**Task**
Your task is to print the material below exactly as presented.

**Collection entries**
§ §

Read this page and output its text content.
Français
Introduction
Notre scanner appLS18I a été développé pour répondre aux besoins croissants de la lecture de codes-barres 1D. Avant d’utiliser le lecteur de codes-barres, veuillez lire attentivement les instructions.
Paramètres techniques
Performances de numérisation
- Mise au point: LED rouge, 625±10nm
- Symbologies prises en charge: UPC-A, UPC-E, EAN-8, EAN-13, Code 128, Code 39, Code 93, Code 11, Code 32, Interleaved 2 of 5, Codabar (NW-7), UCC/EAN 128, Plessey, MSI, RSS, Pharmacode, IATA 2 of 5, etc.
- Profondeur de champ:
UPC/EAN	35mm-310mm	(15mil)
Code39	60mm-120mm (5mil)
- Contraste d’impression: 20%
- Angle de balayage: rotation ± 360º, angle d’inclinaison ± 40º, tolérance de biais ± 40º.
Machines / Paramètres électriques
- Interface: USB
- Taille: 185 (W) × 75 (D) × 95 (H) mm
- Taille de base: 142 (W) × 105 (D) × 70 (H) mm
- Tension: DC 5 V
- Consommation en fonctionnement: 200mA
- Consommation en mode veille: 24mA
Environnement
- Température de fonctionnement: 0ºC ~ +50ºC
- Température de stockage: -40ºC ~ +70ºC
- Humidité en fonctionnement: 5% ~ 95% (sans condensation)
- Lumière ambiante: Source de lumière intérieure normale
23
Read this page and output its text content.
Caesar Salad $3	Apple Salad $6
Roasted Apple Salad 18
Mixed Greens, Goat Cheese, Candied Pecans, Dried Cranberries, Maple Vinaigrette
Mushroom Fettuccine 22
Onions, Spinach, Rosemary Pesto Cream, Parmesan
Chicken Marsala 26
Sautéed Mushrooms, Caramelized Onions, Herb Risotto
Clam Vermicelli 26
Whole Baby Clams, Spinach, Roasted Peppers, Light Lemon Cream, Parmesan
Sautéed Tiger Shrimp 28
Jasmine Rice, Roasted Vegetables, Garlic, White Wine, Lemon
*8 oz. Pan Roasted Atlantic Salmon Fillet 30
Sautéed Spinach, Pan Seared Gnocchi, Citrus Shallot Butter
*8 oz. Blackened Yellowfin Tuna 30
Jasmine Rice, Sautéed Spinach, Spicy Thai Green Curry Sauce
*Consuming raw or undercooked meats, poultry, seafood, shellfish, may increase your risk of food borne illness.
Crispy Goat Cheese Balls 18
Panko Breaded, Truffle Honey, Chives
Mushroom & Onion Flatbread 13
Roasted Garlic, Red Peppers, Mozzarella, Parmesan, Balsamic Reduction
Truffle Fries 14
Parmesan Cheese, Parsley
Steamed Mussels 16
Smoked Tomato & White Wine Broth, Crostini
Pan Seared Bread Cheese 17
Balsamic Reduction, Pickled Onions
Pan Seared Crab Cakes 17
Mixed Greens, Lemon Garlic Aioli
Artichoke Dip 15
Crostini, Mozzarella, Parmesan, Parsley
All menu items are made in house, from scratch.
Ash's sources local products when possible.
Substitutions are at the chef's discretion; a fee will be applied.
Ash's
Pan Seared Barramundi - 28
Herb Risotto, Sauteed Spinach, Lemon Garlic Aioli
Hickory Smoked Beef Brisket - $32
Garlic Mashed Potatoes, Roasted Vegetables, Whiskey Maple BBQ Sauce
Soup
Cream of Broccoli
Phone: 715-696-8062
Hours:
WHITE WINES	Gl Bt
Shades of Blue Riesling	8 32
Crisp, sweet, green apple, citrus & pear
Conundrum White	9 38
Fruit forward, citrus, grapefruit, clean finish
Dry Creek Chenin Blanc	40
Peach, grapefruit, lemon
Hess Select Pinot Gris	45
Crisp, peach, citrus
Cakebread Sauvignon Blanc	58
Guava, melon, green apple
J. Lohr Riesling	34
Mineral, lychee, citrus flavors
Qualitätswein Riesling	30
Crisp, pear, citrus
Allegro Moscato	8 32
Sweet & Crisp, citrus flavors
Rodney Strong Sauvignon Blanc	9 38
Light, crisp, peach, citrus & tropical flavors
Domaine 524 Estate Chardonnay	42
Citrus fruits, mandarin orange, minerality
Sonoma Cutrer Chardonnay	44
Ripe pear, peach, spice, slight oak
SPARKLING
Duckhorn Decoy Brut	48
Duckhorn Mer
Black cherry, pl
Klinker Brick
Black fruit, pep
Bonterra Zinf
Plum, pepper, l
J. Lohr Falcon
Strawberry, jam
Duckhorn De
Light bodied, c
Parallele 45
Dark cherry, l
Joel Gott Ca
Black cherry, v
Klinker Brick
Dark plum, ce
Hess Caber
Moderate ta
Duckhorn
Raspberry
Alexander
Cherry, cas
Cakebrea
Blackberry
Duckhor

§ §

**Exercise answer**
Read this page and output its text content.
Français
Introduction
Notre scanner appLS18I a été développé pour répondre aux besoins croissants de la lecture de codes-barres 1D. Avant d’utiliser le lecteur de codes-barres, veuillez lire attentivement les instructions.
Paramètres techniques
Performances de numérisation
- Mise au point: LED rouge, 625±10nm
- Symbologies prises en charge: UPC-A, UPC-E, EAN-8, EAN-13, Code 128, Code 39, Code 93, Code 11, Code 32, Interleaved 2 of 5, Codabar (NW-7), UCC/EAN 128, Plessey, MSI, RSS, Pharmacode, IATA 2 of 5, etc.
- Profondeur de champ:
UPC/EAN	35mm-310mm	(15mil)
Code39	60mm-120mm (5mil)
- Contraste d’impression: 20%
- Angle de balayage: rotation ± 360º, angle d’inclinaison ± 40º, tolérance de biais ± 40º.
Machines / Paramètres électriques
- Interface: USB
- Taille: 185 (W) × 75 (D) × 95 (H) mm
- Taille de base: 142 (W) × 105 (D) × 70 (H) mm
- Tension: DC 5 V
- Consommation en fonctionnement: 200mA
- Consommation en mode veille: 24mA
Environnement
- Température de fonctionnement: 0ºC ~ +50ºC
- Température de stockage: -40ºC ~ +70ºC
- Humidité en fonctionnement: 5% ~ 95% (sans condensation)
- Lumière ambiante: Source de lumière intérieure normale
23
Read this page and output its text content.
Caesar Salad $3	Apple Salad $6
Roasted Apple Salad 18
Mixed Greens, Goat Cheese, Candied Pecans, Dried Cranberries, Maple Vinaigrette
Mushroom Fettuccine 22
Onions, Spinach, Rosemary Pesto Cream, Parmesan
Chicken Marsala 26
Sautéed Mushrooms, Caramelized Onions, Herb Risotto
Clam Vermicelli 26
Whole Baby Clams, Spinach, Roasted Peppers, Light Lemon Cream, Parmesan
Sautéed Tiger Shrimp 28
Jasmine Rice, Roasted Vegetables, Garlic, White Wine, Lemon
*8 oz. Pan Roasted Atlantic Salmon Fillet 30
Sautéed Spinach, Pan Seared Gnocchi, Citrus Shallot Butter
*8 oz. Blackened Yellowfin Tuna 30
Jasmine Rice, Sautéed Spinach, Spicy Thai Green Curry Sauce
*Consuming raw or undercooked meats, poultry, seafood, shellfish, may increase your risk of food borne illness.
Crispy Goat Cheese Balls 18
Panko Breaded, Truffle Honey, Chives
Mushroom & Onion Flatbread 13
Roasted Garlic, Red Peppers, Mozzarella, Parmesan, Balsamic Reduction
Truffle Fries 14
Parmesan Cheese, Parsley
Steamed Mussels 16
Smoked Tomato & White Wine Broth, Crostini
Pan Seared Bread Cheese 17
Balsamic Reduction, Pickled Onions
Pan Seared Crab Cakes 17
Mixed Greens, Lemon Garlic Aioli
Artichoke Dip 15
Crostini, Mozzarella, Parmesan, Parsley
All menu items are made in house, from scratch.
Ash's sources local products when possible.
Substitutions are at the chef's discretion; a fee will be applied.
Ash's
Pan Seared Barramundi - 28
Herb Risotto, Sauteed Spinach, Lemon Garlic Aioli
Hickory Smoked Beef Brisket - $32
Garlic Mashed Potatoes, Roasted Vegetables, Whiskey Maple BBQ Sauce
Soup
Cream of Broccoli
Phone: 715-696-8062
Hours:
WHITE WINES	Gl Bt
Shades of Blue Riesling	8 32
Crisp, sweet, green apple, citrus & pear
Conundrum White	9 38
Fruit forward, citrus, grapefruit, clean finish
Dry Creek Chenin Blanc	40
Peach, grapefruit, lemon
Hess Select Pinot Gris	45
Crisp, peach, citrus
Cakebread Sauvignon Blanc	58
Guava, melon, green apple
J. Lohr Riesling	34
Mineral, lychee, citrus flavors
Qualitätswein Riesling	30
Crisp, pear, citrus
Allegro Moscato	8 32
Sweet & Crisp, citrus flavors
Rodney Strong Sauvignon Blanc	9 38
Light, crisp, peach, citrus & tropical flavors
Domaine 524 Estate Chardonnay	42
Citrus fruits, mandarin orange, minerality
Sonoma Cutrer Chardonnay	44
Ripe pear, peach, spice, slight oak
SPARKLING
Duckhorn Decoy Brut	48
Duckhorn Mer
Black cherry, pl
Klinker Brick
Black fruit, pep
Bonterra Zinf
Plum, pepper, l
J. Lohr Falcon
Strawberry, jam
Duckhorn De
Light bodied, c
Parallele 45
Dark cherry, l
Joel Gott Ca
Black cherry, v
Klinker Brick
Dark plum, ce
Hess Caber
Moderate ta
Duckhorn
Raspberry
Alexander
Cherry, cas
Cakebrea
Blackberry
Duckhor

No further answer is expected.